→ Exercise input:
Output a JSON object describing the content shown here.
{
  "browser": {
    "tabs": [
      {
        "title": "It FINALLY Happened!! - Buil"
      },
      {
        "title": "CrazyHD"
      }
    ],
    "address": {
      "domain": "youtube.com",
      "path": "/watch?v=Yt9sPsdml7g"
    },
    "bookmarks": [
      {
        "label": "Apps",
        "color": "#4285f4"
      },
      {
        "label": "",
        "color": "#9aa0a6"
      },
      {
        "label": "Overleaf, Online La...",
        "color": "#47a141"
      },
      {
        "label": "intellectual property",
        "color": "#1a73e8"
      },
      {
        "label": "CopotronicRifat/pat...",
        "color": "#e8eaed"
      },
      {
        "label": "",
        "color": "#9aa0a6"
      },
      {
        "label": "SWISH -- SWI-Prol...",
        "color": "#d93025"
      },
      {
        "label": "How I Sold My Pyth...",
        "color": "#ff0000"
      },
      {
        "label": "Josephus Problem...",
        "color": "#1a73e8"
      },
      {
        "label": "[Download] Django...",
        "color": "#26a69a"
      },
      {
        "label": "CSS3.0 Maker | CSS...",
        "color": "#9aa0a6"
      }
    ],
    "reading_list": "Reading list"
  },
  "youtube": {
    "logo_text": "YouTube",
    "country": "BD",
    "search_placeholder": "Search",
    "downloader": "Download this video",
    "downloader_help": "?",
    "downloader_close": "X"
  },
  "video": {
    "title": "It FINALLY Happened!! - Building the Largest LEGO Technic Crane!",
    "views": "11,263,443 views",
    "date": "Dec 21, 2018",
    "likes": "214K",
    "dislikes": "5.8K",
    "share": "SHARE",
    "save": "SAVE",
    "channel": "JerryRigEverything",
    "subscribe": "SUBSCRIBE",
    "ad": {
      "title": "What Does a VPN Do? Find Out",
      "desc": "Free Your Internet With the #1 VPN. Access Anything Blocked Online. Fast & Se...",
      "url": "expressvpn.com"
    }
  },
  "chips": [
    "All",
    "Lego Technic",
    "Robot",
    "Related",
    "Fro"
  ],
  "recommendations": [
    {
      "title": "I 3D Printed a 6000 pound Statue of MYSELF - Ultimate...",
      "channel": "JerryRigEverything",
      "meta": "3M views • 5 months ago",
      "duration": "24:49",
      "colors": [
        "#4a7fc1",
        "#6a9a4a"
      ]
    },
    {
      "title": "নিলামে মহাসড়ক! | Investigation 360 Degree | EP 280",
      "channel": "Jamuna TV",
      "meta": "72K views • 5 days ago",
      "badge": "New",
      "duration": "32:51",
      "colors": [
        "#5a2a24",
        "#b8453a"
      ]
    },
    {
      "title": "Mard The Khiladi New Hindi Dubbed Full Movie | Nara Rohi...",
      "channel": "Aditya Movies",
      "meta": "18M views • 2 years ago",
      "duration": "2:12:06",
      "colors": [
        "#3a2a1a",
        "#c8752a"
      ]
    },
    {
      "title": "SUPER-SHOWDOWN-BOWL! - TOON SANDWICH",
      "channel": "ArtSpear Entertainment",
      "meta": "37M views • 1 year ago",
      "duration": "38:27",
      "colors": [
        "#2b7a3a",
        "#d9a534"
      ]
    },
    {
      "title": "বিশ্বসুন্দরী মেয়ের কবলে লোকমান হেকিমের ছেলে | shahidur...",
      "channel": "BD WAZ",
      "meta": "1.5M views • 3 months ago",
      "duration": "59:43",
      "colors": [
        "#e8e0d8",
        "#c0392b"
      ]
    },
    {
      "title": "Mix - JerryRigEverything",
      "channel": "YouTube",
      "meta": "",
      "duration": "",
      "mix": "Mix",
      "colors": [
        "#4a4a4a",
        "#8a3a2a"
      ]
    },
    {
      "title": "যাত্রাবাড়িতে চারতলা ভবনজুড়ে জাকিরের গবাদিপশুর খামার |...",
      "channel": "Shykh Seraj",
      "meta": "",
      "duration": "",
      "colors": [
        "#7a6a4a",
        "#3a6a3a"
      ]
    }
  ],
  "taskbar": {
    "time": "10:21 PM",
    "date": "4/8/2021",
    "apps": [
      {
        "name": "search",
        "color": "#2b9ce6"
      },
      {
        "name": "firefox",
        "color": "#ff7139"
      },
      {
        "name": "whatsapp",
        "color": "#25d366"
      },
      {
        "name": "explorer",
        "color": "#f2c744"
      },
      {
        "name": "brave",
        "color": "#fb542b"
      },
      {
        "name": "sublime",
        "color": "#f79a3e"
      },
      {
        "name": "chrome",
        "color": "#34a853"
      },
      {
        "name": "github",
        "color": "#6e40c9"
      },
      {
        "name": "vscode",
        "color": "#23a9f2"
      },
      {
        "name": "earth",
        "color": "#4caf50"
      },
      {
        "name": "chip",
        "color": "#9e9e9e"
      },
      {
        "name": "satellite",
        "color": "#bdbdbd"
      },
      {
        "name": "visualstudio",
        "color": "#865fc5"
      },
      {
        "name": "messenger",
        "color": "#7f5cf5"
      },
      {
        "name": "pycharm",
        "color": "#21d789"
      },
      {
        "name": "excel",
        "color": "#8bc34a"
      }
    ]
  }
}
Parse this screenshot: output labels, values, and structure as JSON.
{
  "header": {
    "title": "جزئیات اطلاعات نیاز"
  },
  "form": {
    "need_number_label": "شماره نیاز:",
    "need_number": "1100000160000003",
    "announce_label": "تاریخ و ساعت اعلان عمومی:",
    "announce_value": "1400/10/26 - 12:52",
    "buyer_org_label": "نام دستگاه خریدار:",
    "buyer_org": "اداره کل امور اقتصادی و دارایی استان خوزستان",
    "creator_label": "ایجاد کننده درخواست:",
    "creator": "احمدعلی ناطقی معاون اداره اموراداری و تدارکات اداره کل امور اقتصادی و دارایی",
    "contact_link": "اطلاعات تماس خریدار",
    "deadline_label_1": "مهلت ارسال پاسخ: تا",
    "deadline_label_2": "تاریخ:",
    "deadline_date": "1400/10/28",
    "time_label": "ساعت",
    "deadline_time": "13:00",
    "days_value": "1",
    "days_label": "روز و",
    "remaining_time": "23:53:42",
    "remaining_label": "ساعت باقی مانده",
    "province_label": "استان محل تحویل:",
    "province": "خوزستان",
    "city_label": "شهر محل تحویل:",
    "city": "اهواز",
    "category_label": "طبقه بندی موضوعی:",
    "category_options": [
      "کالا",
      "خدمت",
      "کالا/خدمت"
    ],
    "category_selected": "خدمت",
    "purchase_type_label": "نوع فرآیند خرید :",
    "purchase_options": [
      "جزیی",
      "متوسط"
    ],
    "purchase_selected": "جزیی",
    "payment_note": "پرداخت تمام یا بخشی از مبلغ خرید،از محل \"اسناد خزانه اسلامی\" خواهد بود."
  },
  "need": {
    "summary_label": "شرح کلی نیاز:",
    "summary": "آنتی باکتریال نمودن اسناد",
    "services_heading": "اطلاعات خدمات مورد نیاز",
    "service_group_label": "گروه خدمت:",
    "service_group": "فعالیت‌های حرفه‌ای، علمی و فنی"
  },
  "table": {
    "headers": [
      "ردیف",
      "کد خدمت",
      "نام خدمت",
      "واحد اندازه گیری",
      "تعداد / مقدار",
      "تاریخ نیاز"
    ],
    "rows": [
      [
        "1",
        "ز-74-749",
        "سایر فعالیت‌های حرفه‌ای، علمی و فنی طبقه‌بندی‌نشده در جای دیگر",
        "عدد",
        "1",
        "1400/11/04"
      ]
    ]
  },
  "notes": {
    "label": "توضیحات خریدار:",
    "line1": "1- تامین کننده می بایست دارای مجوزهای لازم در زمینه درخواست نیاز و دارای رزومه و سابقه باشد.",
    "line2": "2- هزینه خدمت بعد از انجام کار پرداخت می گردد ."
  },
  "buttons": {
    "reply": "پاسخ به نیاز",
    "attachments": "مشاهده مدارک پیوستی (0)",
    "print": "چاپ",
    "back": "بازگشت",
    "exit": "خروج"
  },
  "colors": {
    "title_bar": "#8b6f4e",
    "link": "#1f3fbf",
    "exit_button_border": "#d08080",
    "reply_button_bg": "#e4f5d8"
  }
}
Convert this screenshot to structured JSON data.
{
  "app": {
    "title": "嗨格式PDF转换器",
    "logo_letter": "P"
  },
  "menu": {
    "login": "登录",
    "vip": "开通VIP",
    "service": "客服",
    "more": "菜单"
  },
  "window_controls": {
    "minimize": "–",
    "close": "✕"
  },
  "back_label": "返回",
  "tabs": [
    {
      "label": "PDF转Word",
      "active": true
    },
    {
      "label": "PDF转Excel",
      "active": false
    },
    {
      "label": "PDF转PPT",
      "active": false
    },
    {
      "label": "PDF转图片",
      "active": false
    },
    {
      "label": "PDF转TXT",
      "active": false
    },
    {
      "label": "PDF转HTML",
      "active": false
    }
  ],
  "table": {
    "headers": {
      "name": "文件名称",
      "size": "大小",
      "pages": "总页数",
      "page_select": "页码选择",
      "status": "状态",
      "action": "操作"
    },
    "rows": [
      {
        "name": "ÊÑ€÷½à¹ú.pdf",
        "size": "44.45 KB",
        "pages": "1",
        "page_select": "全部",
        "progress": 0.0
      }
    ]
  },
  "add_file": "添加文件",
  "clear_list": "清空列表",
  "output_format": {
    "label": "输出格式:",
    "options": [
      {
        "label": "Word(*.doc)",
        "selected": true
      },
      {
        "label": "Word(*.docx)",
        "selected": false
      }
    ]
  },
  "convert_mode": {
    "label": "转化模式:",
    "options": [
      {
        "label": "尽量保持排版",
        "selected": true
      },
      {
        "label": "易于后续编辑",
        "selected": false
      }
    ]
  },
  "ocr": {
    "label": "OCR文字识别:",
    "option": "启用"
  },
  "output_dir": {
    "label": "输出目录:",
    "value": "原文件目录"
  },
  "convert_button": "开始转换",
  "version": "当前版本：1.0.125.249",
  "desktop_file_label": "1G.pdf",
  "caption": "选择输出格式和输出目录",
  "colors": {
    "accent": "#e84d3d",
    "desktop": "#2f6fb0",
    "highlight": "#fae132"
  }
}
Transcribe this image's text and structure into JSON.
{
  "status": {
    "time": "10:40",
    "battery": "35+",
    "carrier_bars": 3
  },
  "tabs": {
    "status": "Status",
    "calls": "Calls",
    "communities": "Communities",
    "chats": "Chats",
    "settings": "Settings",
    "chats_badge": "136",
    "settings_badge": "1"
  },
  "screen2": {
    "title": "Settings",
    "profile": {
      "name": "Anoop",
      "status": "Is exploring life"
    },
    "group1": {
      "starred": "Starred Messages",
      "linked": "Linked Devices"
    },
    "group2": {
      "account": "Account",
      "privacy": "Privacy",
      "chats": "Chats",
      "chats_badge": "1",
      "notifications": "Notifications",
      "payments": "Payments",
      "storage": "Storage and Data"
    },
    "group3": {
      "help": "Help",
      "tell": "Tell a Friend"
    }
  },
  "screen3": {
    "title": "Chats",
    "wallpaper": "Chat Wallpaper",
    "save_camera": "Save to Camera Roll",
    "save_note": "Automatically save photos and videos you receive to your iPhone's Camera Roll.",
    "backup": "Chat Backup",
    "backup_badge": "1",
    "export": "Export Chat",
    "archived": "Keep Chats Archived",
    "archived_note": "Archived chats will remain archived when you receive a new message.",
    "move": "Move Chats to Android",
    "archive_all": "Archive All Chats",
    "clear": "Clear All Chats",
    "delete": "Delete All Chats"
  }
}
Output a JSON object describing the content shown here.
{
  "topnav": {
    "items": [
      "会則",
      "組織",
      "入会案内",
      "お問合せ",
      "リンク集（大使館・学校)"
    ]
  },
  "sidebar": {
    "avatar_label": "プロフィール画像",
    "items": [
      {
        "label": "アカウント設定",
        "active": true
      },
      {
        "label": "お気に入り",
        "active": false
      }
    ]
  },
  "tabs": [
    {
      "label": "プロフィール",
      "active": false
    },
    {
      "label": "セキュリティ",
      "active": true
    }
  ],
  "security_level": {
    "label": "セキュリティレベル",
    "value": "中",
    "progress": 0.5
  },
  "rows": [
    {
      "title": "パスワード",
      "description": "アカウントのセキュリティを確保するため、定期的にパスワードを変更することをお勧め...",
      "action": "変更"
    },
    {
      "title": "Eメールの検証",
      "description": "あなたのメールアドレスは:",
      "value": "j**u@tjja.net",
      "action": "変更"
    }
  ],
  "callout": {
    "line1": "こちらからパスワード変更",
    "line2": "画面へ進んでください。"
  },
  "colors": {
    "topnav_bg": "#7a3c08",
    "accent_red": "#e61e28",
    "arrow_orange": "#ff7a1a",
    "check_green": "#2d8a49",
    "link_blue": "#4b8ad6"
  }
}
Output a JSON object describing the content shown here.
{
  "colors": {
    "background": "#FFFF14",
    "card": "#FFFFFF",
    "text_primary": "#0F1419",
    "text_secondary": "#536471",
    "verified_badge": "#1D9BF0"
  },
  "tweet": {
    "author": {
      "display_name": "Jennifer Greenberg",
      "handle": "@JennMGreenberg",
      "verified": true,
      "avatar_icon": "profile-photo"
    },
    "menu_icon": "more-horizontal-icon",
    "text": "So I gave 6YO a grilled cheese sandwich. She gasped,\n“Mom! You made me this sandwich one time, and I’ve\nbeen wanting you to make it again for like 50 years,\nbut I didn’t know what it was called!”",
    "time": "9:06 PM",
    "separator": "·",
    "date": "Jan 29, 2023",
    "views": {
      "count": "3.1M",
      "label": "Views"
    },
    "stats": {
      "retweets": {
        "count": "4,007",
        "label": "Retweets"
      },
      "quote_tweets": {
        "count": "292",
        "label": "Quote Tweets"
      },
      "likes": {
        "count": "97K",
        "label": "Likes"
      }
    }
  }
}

→ Task description: Copy each line of the listing in which the word "Archived" can be found.

→ Finished exercise:
    "archived": "Keep Chats Archived",
    "archived_note": "Archived chats will remain archived when you receive a new message.",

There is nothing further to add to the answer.